## begin
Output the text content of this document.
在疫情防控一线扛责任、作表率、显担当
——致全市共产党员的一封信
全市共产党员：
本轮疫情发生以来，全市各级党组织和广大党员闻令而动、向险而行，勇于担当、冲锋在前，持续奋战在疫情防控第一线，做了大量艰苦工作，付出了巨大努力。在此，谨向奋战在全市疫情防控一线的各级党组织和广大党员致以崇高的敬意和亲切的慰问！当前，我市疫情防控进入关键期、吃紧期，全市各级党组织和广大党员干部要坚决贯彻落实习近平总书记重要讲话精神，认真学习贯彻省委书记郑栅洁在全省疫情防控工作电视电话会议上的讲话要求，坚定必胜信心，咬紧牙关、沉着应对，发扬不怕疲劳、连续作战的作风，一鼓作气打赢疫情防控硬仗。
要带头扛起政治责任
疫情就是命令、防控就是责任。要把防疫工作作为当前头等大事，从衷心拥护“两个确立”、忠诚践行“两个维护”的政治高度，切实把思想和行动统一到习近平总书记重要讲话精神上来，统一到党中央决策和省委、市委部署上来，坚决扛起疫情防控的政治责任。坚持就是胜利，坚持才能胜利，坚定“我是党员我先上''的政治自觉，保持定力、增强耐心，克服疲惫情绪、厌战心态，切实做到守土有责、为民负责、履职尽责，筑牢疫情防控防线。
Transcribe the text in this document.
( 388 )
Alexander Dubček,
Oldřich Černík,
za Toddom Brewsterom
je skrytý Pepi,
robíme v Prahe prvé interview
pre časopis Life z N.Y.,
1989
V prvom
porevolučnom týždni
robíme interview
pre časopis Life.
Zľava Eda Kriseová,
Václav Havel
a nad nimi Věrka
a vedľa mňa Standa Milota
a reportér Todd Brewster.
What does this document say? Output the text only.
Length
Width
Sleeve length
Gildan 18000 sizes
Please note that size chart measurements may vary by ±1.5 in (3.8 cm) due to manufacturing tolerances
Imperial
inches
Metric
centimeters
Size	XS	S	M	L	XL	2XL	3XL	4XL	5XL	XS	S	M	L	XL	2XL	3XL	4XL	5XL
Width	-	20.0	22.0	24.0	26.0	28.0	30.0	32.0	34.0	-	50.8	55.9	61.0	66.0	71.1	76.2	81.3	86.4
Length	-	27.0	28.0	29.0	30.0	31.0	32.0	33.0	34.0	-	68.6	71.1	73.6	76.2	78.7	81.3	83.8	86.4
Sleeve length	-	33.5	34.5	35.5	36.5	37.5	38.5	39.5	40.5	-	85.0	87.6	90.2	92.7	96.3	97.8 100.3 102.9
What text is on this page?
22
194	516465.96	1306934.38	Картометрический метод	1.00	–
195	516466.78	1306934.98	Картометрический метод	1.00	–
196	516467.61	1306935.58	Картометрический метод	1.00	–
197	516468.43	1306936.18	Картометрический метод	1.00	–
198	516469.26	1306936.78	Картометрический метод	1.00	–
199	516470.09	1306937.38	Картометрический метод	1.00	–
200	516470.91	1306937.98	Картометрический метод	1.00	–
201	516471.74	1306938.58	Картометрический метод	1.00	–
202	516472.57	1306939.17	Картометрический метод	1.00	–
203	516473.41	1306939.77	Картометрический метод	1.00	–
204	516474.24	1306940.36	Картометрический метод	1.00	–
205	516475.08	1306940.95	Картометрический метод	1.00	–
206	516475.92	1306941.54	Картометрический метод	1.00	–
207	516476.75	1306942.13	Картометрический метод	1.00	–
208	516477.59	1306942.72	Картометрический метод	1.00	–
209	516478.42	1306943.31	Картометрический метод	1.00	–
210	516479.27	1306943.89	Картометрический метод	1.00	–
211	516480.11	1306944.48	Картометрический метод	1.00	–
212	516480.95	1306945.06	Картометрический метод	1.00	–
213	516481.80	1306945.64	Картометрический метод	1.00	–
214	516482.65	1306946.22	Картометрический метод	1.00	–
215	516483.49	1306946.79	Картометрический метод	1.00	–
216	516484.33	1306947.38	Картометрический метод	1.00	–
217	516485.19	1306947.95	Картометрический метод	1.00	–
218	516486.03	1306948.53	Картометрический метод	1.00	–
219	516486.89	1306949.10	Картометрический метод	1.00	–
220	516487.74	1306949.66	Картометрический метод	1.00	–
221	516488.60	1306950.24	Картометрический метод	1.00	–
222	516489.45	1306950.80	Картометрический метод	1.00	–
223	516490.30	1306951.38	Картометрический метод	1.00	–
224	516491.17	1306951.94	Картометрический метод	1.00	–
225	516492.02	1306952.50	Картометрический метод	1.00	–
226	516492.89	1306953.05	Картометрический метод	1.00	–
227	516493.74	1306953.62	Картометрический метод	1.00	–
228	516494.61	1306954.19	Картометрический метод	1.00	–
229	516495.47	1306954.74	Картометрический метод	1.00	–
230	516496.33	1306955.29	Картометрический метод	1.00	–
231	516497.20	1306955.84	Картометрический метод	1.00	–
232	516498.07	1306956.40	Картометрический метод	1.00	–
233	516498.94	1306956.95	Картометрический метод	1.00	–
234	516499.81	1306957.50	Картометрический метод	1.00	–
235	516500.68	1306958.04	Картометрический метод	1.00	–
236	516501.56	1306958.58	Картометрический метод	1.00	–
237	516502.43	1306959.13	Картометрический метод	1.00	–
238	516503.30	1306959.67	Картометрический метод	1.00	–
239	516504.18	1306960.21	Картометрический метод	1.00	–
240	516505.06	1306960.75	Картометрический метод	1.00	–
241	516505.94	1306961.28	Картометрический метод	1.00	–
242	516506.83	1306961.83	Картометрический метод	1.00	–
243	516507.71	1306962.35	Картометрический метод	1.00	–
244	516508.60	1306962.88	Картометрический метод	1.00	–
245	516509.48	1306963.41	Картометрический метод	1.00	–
## end
Make a tally of the lines in this data that include the string "Life", and answer with that tally alone.

2